TASK DIRECTIONS: Locate the line containing "Give me a plain-text" in the data below. Reproduce it and every following line up to the end, exactly as given.

RECORDS FOR PROCESSING:
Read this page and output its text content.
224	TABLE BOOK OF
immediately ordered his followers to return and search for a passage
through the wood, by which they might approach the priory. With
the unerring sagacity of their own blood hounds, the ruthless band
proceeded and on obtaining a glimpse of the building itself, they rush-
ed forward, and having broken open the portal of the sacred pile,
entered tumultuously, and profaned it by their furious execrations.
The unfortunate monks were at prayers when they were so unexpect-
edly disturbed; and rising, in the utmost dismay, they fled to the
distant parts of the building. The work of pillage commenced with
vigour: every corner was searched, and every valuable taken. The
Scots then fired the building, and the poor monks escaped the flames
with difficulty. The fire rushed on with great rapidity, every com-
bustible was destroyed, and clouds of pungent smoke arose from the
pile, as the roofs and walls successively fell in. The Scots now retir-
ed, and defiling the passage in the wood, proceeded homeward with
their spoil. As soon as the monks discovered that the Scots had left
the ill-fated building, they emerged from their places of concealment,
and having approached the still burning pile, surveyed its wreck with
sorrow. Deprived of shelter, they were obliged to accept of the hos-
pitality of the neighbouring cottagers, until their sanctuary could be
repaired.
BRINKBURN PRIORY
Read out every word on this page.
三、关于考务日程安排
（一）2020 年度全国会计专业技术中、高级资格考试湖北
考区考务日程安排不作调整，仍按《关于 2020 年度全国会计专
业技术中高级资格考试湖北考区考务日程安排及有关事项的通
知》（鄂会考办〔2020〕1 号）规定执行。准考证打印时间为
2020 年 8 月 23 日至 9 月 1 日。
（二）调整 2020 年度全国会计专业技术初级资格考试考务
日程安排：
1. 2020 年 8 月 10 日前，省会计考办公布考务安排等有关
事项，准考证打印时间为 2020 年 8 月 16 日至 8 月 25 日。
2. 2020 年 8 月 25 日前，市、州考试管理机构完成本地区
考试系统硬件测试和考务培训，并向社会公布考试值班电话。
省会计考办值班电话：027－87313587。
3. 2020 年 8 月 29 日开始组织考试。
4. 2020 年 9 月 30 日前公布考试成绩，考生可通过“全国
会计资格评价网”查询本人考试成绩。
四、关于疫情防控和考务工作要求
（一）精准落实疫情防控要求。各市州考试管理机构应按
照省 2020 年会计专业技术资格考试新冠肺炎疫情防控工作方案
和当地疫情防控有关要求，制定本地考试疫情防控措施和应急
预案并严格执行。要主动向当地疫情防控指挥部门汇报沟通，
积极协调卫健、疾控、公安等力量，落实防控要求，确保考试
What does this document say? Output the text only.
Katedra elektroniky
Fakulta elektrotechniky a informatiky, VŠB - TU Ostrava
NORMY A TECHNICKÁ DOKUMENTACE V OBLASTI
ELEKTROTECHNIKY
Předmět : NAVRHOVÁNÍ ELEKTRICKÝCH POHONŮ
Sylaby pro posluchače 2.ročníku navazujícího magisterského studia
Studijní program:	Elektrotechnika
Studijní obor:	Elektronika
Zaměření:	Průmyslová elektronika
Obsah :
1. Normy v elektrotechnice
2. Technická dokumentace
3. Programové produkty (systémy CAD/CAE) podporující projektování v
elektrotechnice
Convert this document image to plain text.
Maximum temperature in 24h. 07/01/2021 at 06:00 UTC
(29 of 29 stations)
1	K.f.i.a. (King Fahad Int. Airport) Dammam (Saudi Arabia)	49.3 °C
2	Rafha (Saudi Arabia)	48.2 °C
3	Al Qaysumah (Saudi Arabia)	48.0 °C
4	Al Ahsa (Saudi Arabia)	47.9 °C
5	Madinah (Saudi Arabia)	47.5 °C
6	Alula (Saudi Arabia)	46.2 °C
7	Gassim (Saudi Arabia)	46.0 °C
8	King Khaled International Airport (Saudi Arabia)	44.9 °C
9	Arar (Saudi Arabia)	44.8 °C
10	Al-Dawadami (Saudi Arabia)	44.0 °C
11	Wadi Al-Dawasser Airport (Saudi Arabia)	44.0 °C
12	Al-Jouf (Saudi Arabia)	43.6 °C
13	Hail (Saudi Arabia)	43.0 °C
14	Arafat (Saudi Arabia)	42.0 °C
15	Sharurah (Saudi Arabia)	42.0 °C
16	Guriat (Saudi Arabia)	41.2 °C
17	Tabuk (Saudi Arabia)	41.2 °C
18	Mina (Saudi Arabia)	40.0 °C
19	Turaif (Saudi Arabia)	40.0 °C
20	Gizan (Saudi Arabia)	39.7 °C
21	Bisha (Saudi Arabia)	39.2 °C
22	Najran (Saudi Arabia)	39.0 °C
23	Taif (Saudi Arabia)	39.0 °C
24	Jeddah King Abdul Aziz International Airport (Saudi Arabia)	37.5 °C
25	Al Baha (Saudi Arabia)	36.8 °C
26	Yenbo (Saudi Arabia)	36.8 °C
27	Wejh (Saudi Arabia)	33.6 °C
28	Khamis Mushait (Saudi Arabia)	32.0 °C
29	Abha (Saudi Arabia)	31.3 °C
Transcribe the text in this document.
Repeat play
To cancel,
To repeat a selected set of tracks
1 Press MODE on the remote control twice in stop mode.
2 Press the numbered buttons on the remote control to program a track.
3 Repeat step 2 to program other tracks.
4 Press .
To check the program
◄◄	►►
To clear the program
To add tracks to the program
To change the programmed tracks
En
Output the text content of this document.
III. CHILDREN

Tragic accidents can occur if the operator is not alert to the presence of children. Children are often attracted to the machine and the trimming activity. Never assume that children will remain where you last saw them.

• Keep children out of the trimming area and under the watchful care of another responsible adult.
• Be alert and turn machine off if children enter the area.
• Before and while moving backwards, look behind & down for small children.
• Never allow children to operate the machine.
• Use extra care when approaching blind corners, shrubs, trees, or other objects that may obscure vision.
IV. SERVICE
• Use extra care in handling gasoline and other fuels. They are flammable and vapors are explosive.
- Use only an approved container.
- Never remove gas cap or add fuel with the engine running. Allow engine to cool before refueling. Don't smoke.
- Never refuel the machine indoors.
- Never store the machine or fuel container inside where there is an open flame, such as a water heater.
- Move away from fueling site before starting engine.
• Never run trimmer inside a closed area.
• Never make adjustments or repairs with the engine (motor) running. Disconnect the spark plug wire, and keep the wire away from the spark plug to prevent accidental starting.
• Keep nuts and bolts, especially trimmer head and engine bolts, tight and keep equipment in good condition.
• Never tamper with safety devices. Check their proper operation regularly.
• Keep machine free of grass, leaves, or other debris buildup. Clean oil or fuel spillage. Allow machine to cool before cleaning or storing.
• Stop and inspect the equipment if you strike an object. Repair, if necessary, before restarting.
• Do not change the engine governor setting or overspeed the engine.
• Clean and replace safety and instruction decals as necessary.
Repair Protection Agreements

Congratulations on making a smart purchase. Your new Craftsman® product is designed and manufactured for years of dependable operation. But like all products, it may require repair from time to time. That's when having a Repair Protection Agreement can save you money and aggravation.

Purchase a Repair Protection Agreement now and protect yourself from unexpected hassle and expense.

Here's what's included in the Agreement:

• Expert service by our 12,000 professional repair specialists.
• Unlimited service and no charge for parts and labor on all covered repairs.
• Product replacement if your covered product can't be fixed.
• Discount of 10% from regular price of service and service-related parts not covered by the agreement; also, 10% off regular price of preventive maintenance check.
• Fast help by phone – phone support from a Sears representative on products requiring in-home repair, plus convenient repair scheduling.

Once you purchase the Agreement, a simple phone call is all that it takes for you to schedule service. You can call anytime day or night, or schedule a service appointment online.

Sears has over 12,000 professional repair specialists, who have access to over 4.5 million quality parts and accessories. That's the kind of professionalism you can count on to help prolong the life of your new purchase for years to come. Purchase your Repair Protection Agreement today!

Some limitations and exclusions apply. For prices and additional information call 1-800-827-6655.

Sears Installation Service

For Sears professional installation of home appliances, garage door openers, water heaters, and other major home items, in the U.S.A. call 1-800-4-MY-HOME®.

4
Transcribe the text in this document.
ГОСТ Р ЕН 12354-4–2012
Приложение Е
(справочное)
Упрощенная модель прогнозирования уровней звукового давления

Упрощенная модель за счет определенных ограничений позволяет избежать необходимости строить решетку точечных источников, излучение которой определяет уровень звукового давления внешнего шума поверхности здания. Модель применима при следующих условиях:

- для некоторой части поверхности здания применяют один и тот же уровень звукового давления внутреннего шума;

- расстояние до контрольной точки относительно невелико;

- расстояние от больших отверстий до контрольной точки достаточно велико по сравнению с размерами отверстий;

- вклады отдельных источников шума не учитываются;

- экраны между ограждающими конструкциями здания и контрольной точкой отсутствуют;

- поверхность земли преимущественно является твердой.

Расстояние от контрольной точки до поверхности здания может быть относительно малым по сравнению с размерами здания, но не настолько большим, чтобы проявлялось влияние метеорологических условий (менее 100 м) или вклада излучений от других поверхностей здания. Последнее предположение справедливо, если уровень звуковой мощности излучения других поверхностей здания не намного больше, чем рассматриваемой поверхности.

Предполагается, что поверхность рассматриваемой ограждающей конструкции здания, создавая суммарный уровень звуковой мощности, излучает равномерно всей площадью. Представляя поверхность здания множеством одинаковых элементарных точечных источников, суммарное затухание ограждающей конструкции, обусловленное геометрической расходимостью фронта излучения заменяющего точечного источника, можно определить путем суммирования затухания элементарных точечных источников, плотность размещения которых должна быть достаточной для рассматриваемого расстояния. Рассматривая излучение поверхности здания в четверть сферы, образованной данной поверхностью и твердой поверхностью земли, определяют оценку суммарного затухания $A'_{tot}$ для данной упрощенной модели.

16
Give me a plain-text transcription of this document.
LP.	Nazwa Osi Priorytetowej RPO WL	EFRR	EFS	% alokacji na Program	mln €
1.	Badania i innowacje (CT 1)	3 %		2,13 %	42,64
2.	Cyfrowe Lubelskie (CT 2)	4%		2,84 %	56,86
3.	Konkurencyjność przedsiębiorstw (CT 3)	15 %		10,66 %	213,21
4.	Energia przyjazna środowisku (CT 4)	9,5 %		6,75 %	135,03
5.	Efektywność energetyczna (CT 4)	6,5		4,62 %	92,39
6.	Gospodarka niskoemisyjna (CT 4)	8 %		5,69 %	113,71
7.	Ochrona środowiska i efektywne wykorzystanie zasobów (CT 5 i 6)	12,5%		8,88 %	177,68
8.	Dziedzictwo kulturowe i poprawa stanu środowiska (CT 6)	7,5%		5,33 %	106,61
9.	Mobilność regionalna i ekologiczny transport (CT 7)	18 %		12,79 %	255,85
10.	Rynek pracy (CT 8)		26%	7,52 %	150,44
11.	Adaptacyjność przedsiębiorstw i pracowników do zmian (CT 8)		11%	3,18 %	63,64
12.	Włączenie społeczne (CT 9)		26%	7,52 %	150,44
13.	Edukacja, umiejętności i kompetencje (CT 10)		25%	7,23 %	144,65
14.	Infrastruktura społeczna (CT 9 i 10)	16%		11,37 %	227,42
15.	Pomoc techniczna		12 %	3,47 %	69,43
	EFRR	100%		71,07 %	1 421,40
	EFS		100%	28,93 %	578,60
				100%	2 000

THE OUTPUT:
Give me a plain-text transcription of this document.
LP.	Nazwa Osi Priorytetowej RPO WL	EFRR	EFS	% alokacji na Program	mln €
1.	Badania i innowacje (CT 1)	3 %		2,13 %	42,64
2.	Cyfrowe Lubelskie (CT 2)	4%		2,84 %	56,86
3.	Konkurencyjność przedsiębiorstw (CT 3)	15 %		10,66 %	213,21
4.	Energia przyjazna środowisku (CT 4)	9,5 %		6,75 %	135,03
5.	Efektywność energetyczna (CT 4)	6,5		4,62 %	92,39
6.	Gospodarka niskoemisyjna (CT 4)	8 %		5,69 %	113,71
7.	Ochrona środowiska i efektywne wykorzystanie zasobów (CT 5 i 6)	12,5%		8,88 %	177,68
8.	Dziedzictwo kulturowe i poprawa stanu środowiska (CT 6)	7,5%		5,33 %	106,61
9.	Mobilność regionalna i ekologiczny transport (CT 7)	18 %		12,79 %	255,85
10.	Rynek pracy (CT 8)		26%	7,52 %	150,44
11.	Adaptacyjność przedsiębiorstw i pracowników do zmian (CT 8)		11%	3,18 %	63,64
12.	Włączenie społeczne (CT 9)		26%	7,52 %	150,44
13.	Edukacja, umiejętności i kompetencje (CT 10)		25%	7,23 %	144,65
14.	Infrastruktura społeczna (CT 9 i 10)	16%		11,37 %	227,42
15.	Pomoc techniczna		12 %	3,47 %	69,43
	EFRR	100%		71,07 %	1 421,40
	EFS		100%	28,93 %	578,60
				100%	2 000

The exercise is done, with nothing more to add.